Extracted data entries
--- START ---

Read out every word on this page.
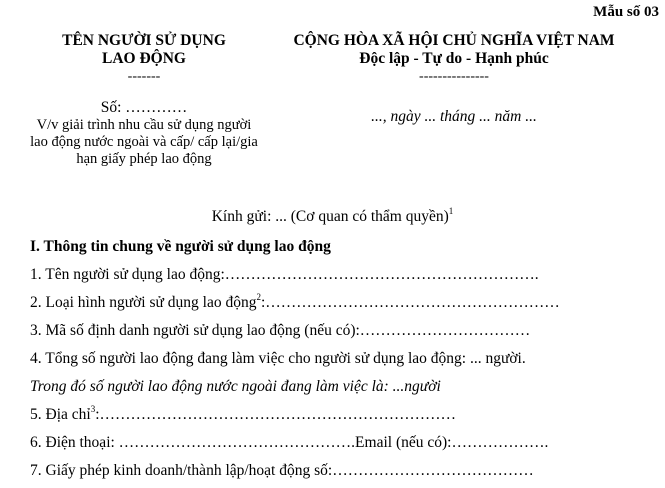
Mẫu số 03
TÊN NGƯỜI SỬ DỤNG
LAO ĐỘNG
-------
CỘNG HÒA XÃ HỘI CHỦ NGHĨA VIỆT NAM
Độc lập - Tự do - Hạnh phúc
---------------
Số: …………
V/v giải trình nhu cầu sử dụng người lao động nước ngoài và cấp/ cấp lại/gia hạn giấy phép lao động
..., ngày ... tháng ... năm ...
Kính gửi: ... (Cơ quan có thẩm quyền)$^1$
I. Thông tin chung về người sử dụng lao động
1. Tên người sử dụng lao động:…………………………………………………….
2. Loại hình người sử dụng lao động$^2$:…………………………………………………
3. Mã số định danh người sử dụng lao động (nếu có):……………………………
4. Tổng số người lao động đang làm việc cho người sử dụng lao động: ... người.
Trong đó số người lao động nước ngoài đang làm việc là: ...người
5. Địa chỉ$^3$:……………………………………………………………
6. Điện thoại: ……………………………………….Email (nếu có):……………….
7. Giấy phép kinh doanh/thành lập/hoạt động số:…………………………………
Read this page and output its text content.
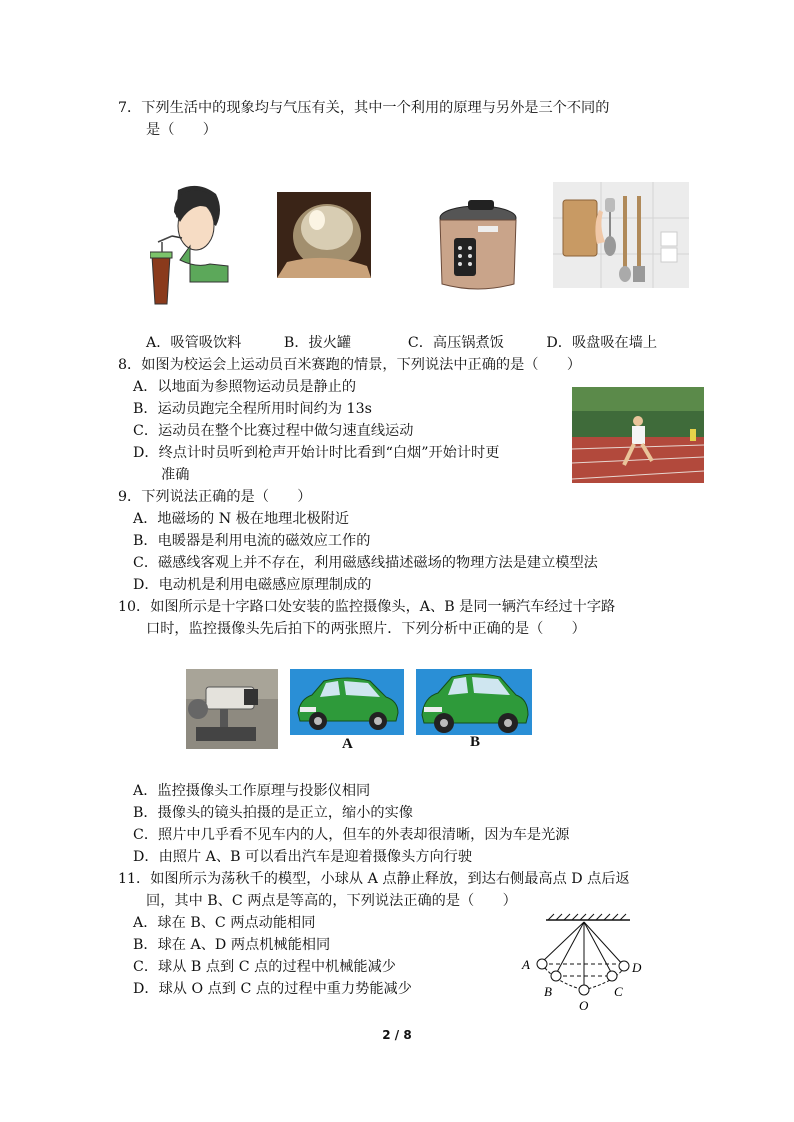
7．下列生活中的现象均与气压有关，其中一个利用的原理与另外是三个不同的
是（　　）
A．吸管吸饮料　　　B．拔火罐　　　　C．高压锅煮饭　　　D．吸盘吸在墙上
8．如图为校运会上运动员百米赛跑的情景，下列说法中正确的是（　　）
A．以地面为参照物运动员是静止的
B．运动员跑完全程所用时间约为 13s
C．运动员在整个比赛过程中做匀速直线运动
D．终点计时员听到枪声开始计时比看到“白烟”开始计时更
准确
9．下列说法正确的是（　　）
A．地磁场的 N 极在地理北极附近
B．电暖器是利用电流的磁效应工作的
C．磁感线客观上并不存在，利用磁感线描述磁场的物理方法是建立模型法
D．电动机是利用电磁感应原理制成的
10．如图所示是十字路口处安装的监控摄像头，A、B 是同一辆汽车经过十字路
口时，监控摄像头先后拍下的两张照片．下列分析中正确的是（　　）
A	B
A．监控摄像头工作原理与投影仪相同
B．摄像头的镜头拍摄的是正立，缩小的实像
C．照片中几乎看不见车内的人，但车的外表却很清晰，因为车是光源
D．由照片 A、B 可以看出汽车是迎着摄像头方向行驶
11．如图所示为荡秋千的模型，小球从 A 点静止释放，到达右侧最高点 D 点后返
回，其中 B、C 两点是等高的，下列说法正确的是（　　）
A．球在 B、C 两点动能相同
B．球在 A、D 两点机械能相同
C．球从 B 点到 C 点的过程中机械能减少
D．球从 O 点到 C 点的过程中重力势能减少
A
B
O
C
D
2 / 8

--- END ---

Every entry should be returned exactly as written, minus the pictures.

▶ TASK ANSWER:
Read out every word on this page.
Mẫu số 03
TÊN NGƯỜI SỬ DỤNG
LAO ĐỘNG
-------
CỘNG HÒA XÃ HỘI CHỦ NGHĨA VIỆT NAM
Độc lập - Tự do - Hạnh phúc
---------------
Số: …………
V/v giải trình nhu cầu sử dụng người lao động nước ngoài và cấp/ cấp lại/gia hạn giấy phép lao động
..., ngày ... tháng ... năm ...
Kính gửi: ... (Cơ quan có thẩm quyền)$^1$
I. Thông tin chung về người sử dụng lao động
1. Tên người sử dụng lao động:…………………………………………………….
2. Loại hình người sử dụng lao động$^2$:…………………………………………………
3. Mã số định danh người sử dụng lao động (nếu có):……………………………
4. Tổng số người lao động đang làm việc cho người sử dụng lao động: ... người.
Trong đó số người lao động nước ngoài đang làm việc là: ...người
5. Địa chỉ$^3$:……………………………………………………………
6. Điện thoại: ……………………………………….Email (nếu có):……………….
7. Giấy phép kinh doanh/thành lập/hoạt động số:…………………………………
Read this page and output its text content.
7．下列生活中的现象均与气压有关，其中一个利用的原理与另外是三个不同的
是（　　）
A．吸管吸饮料　　　B．拔火罐　　　　C．高压锅煮饭　　　D．吸盘吸在墙上
8．如图为校运会上运动员百米赛跑的情景，下列说法中正确的是（　　）
A．以地面为参照物运动员是静止的
B．运动员跑完全程所用时间约为 13s
C．运动员在整个比赛过程中做匀速直线运动
D．终点计时员听到枪声开始计时比看到“白烟”开始计时更
准确
9．下列说法正确的是（　　）
A．地磁场的 N 极在地理北极附近
B．电暖器是利用电流的磁效应工作的
C．磁感线客观上并不存在，利用磁感线描述磁场的物理方法是建立模型法
D．电动机是利用电磁感应原理制成的
10．如图所示是十字路口处安装的监控摄像头，A、B 是同一辆汽车经过十字路
口时，监控摄像头先后拍下的两张照片．下列分析中正确的是（　　）
A	B
A．监控摄像头工作原理与投影仪相同
B．摄像头的镜头拍摄的是正立，缩小的实像
C．照片中几乎看不见车内的人，但车的外表却很清晰，因为车是光源
D．由照片 A、B 可以看出汽车是迎着摄像头方向行驶
11．如图所示为荡秋千的模型，小球从 A 点静止释放，到达右侧最高点 D 点后返
回，其中 B、C 两点是等高的，下列说法正确的是（　　）
A．球在 B、C 两点动能相同
B．球在 A、D 两点机械能相同
C．球从 B 点到 C 点的过程中机械能减少
D．球从 O 点到 C 点的过程中重力势能减少
A
B
O
C
D
2 / 8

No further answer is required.